THE EXERCISE ▸ Copy out every record below, word for word.

Records contained in a dataset:
○ ○ ○

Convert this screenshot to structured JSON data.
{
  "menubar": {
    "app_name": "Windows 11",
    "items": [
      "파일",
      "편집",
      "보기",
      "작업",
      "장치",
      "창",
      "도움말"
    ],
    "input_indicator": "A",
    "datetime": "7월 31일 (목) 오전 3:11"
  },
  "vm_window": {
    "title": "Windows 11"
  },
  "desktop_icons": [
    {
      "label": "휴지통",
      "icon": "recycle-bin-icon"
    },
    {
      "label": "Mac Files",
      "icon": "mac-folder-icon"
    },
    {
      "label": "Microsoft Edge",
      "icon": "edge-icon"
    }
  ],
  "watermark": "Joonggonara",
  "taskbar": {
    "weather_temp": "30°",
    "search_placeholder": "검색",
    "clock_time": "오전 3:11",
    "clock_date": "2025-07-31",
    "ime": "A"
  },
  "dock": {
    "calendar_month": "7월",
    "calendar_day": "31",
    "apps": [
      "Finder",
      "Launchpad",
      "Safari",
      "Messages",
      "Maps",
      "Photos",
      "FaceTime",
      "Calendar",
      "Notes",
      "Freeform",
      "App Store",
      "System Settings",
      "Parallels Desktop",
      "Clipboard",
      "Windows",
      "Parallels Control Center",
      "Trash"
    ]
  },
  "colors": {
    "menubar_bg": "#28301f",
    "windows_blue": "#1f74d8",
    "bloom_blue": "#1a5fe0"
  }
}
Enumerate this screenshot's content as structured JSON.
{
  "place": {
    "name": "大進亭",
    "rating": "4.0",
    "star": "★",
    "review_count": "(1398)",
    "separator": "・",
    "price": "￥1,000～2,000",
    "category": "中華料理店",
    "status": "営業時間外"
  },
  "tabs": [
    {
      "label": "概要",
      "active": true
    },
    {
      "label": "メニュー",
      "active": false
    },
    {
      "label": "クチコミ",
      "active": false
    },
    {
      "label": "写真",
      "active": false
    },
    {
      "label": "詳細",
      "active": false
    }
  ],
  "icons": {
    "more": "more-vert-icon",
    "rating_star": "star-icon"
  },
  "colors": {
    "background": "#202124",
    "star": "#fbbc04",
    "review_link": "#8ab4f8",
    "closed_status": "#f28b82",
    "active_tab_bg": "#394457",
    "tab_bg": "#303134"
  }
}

○ ○ ○

RESULT OF THIS TASK ▸
Convert this screenshot to structured JSON data.
{
  "menubar": {
    "app_name": "Windows 11",
    "items": [
      "파일",
      "편집",
      "보기",
      "작업",
      "장치",
      "창",
      "도움말"
    ],
    "input_indicator": "A",
    "datetime": "7월 31일 (목) 오전 3:11"
  },
  "vm_window": {
    "title": "Windows 11"
  },
  "desktop_icons": [
    {
      "label": "휴지통",
      "icon": "recycle-bin-icon"
    },
    {
      "label": "Mac Files",
      "icon": "mac-folder-icon"
    },
    {
      "label": "Microsoft Edge",
      "icon": "edge-icon"
    }
  ],
  "watermark": "Joonggonara",
  "taskbar": {
    "weather_temp": "30°",
    "search_placeholder": "검색",
    "clock_time": "오전 3:11",
    "clock_date": "2025-07-31",
    "ime": "A"
  },
  "dock": {
    "calendar_month": "7월",
    "calendar_day": "31",
    "apps": [
      "Finder",
      "Launchpad",
      "Safari",
      "Messages",
      "Maps",
      "Photos",
      "FaceTime",
      "Calendar",
      "Notes",
      "Freeform",
      "App Store",
      "System Settings",
      "Parallels Desktop",
      "Clipboard",
      "Windows",
      "Parallels Control Center",
      "Trash"
    ]
  },
  "colors": {
    "menubar_bg": "#28301f",
    "windows_blue": "#1f74d8",
    "bloom_blue": "#1a5fe0"
  }
}
Enumerate this screenshot's content as structured JSON.
{
  "place": {
    "name": "大進亭",
    "rating": "4.0",
    "star": "★",
    "review_count": "(1398)",
    "separator": "・",
    "price": "￥1,000～2,000",
    "category": "中華料理店",
    "status": "営業時間外"
  },
  "tabs": [
    {
      "label": "概要",
      "active": true
    },
    {
      "label": "メニュー",
      "active": false
    },
    {
      "label": "クチコミ",
      "active": false
    },
    {
      "label": "写真",
      "active": false
    },
    {
      "label": "詳細",
      "active": false
    }
  ],
  "icons": {
    "more": "more-vert-icon",
    "rating_star": "star-icon"
  },
  "colors": {
    "background": "#202124",
    "star": "#fbbc04",
    "review_link": "#8ab4f8",
    "closed_status": "#f28b82",
    "active_tab_bg": "#394457",
    "tab_bg": "#303134"
  }
}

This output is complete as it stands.